■ Problem requirements ■
Pull every line containing "message" out of the material below.

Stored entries
----------------
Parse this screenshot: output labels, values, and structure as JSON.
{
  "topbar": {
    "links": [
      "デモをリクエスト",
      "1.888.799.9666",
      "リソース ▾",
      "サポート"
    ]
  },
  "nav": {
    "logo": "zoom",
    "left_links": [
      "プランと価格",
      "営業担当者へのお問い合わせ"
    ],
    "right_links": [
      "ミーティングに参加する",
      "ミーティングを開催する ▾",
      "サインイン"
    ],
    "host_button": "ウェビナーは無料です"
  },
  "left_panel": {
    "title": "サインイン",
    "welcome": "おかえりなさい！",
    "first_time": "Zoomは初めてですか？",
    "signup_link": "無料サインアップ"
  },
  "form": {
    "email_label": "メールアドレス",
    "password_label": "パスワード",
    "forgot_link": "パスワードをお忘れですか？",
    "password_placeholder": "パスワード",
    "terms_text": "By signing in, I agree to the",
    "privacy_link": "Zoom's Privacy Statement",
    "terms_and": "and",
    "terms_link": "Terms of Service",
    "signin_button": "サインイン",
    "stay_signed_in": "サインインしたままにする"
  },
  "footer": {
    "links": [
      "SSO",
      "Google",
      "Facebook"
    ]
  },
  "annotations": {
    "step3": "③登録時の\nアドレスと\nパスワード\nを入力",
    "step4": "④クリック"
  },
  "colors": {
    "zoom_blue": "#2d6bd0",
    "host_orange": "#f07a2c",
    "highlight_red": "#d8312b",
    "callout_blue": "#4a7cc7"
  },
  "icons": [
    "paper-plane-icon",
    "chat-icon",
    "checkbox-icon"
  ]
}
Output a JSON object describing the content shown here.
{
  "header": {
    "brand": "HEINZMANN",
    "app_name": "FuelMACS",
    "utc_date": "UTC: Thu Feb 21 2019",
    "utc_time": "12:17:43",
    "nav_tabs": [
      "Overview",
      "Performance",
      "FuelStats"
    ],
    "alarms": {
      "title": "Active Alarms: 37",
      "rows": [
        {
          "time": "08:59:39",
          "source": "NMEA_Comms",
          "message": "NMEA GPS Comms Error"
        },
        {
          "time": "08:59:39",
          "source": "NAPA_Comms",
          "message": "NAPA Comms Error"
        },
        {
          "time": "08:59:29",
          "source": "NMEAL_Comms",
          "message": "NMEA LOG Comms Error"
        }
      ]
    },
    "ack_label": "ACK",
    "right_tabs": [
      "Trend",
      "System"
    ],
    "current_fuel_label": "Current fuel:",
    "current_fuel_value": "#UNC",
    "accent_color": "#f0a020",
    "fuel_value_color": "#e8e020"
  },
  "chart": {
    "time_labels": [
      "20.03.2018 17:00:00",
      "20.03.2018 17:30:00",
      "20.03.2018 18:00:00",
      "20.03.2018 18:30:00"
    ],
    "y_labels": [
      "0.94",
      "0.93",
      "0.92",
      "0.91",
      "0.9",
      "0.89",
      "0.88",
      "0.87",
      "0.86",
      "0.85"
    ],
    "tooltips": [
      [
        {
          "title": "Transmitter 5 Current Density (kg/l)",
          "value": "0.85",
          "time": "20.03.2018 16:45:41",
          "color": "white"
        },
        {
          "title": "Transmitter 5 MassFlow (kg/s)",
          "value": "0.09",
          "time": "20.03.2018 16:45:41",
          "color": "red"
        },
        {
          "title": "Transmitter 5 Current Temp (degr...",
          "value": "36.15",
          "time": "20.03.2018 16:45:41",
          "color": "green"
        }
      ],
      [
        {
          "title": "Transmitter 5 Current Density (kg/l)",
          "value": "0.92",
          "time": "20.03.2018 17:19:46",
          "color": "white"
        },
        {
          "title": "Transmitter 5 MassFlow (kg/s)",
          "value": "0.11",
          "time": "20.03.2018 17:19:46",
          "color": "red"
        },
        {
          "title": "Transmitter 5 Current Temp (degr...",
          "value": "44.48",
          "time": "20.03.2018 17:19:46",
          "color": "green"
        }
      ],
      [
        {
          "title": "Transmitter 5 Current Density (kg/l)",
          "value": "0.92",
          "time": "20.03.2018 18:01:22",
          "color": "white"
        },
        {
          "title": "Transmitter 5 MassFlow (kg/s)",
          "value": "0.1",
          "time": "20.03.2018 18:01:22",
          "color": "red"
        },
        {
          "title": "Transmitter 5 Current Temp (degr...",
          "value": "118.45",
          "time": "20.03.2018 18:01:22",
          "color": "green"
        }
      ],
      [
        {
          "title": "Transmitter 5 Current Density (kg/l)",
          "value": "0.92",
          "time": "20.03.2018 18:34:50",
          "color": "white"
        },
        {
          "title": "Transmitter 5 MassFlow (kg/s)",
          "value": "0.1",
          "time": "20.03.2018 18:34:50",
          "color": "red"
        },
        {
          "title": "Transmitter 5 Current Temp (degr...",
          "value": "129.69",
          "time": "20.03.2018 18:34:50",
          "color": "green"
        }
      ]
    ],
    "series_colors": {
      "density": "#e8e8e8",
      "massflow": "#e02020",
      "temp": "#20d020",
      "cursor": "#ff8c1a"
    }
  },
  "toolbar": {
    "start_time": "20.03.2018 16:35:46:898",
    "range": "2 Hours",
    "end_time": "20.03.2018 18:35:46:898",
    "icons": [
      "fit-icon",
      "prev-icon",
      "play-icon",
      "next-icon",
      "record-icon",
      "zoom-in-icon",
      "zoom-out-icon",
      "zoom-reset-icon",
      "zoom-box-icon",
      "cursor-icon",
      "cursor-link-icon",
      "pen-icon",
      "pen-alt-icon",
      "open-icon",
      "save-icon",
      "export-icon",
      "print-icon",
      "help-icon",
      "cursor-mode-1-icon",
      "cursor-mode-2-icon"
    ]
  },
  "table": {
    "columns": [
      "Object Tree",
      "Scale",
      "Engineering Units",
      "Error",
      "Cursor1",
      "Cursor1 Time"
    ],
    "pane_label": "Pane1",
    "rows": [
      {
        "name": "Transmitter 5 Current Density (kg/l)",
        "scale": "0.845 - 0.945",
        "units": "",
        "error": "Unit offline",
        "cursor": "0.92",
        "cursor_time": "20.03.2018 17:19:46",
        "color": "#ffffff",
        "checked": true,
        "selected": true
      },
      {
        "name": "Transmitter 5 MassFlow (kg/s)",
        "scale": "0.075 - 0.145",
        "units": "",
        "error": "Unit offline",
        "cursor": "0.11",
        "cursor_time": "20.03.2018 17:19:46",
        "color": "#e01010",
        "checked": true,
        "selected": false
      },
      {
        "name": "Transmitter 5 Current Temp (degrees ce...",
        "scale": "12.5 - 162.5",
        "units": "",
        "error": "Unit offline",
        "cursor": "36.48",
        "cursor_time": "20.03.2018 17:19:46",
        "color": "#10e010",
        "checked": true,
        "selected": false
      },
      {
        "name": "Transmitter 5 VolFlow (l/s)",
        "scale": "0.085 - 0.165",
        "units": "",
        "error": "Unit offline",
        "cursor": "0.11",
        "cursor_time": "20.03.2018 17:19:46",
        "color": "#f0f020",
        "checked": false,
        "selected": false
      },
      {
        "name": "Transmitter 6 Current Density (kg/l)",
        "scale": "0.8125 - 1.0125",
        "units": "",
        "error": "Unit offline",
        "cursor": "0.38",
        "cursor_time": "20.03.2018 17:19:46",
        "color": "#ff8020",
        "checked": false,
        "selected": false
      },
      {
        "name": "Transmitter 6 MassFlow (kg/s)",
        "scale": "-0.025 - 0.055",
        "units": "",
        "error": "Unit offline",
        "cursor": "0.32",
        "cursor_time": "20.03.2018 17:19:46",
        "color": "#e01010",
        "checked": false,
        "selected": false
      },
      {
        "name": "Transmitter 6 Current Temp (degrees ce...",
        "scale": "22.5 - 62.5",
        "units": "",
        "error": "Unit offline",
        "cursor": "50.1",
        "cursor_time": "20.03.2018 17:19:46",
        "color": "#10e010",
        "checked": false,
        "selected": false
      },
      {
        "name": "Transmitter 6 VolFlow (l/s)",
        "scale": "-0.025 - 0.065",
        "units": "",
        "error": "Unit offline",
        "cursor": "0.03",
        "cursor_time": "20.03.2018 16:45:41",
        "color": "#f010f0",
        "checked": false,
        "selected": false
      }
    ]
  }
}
----------------
■ Exercise output ■
          "message": "NMEA GPS Comms Error"
          "message": "NAPA Comms Error"
          "message": "NMEA LOG Comms Error"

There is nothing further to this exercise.